Data records
>>

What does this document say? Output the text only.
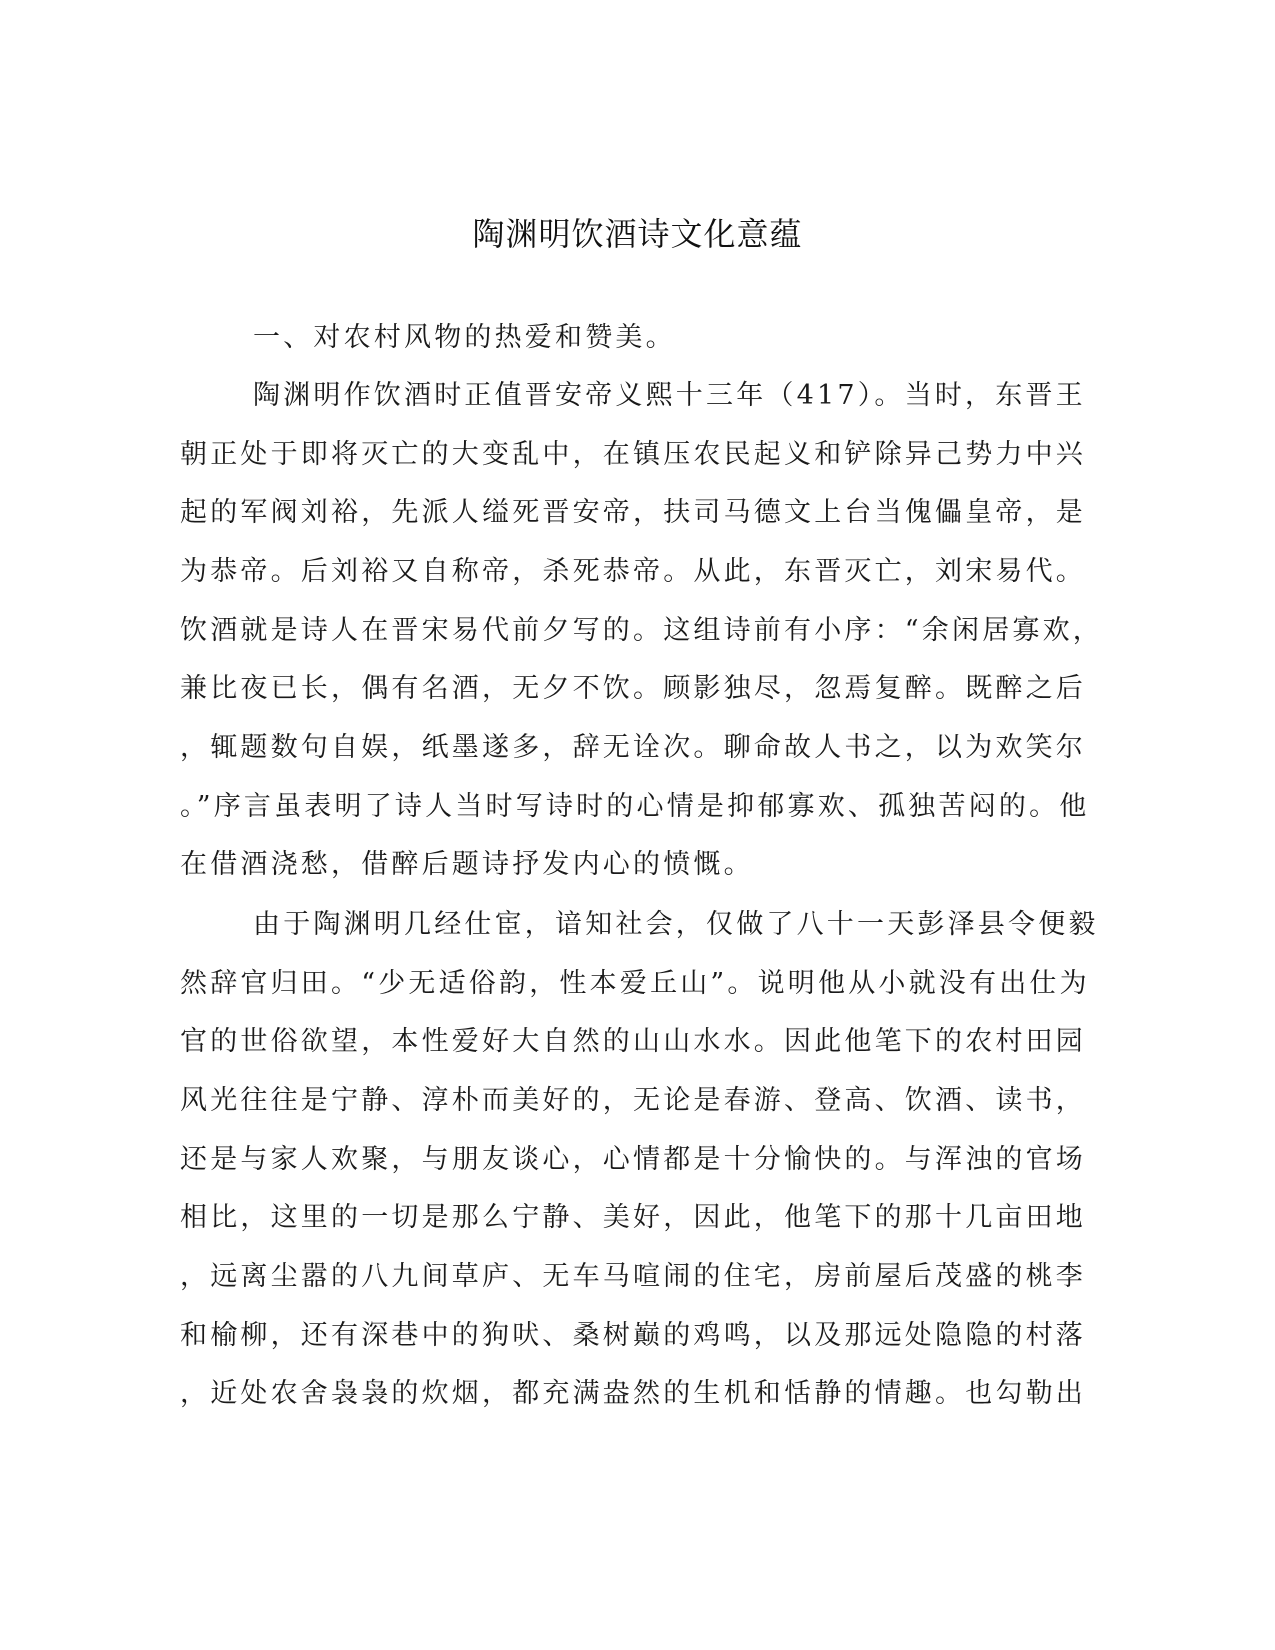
陶渊明饮酒诗文化意蕴
一、对农村风物的热爱和赞美。
陶渊明作饮酒时正值晋安帝义熙十三年（417）。当时，东晋王
朝正处于即将灭亡的大变乱中，在镇压农民起义和铲除异己势力中兴
起的军阀刘裕，先派人缢死晋安帝，扶司马德文上台当傀儡皇帝，是
为恭帝。后刘裕又自称帝，杀死恭帝。从此，东晋灭亡，刘宋易代。
饮酒就是诗人在晋宋易代前夕写的。这组诗前有小序：“余闲居寡欢，
兼比夜已长，偶有名酒，无夕不饮。顾影独尽，忽焉复醉。既醉之后
，辄题数句自娱，纸墨遂多，辞无诠次。聊命故人书之，以为欢笑尔
。”序言虽表明了诗人当时写诗时的心情是抑郁寡欢、孤独苦闷的。他
在借酒浇愁，借醉后题诗抒发内心的愤慨。
由于陶渊明几经仕宦，谙知社会，仅做了八十一天彭泽县令便毅
然辞官归田。“少无适俗韵，性本爱丘山”。说明他从小就没有出仕为
官的世俗欲望，本性爱好大自然的山山水水。因此他笔下的农村田园
风光往往是宁静、淳朴而美好的，无论是春游、登高、饮酒、读书，
还是与家人欢聚，与朋友谈心，心情都是十分愉快的。与浑浊的官场
相比，这里的一切是那么宁静、美好，因此，他笔下的那十几亩田地
，远离尘嚣的八九间草庐、无车马喧闹的住宅，房前屋后茂盛的桃李
和榆柳，还有深巷中的狗吠、桑树巅的鸡鸣，以及那远处隐隐的村落
，近处农舍袅袅的炊烟，都充满盎然的生机和恬静的情趣。也勾勒出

<<

**Exercise task:** Make an exact copy of every entry above, minus the images.

**Correct response:**
What does this document say? Output the text only.
陶渊明饮酒诗文化意蕴
一、对农村风物的热爱和赞美。
陶渊明作饮酒时正值晋安帝义熙十三年（417）。当时，东晋王
朝正处于即将灭亡的大变乱中，在镇压农民起义和铲除异己势力中兴
起的军阀刘裕，先派人缢死晋安帝，扶司马德文上台当傀儡皇帝，是
为恭帝。后刘裕又自称帝，杀死恭帝。从此，东晋灭亡，刘宋易代。
饮酒就是诗人在晋宋易代前夕写的。这组诗前有小序：“余闲居寡欢，
兼比夜已长，偶有名酒，无夕不饮。顾影独尽，忽焉复醉。既醉之后
，辄题数句自娱，纸墨遂多，辞无诠次。聊命故人书之，以为欢笑尔
。”序言虽表明了诗人当时写诗时的心情是抑郁寡欢、孤独苦闷的。他
在借酒浇愁，借醉后题诗抒发内心的愤慨。
由于陶渊明几经仕宦，谙知社会，仅做了八十一天彭泽县令便毅
然辞官归田。“少无适俗韵，性本爱丘山”。说明他从小就没有出仕为
官的世俗欲望，本性爱好大自然的山山水水。因此他笔下的农村田园
风光往往是宁静、淳朴而美好的，无论是春游、登高、饮酒、读书，
还是与家人欢聚，与朋友谈心，心情都是十分愉快的。与浑浊的官场
相比，这里的一切是那么宁静、美好，因此，他笔下的那十几亩田地
，远离尘嚣的八九间草庐、无车马喧闹的住宅，房前屋后茂盛的桃李
和榆柳，还有深巷中的狗吠、桑树巅的鸡鸣，以及那远处隐隐的村落
，近处农舍袅袅的炊烟，都充满盎然的生机和恬静的情趣。也勾勒出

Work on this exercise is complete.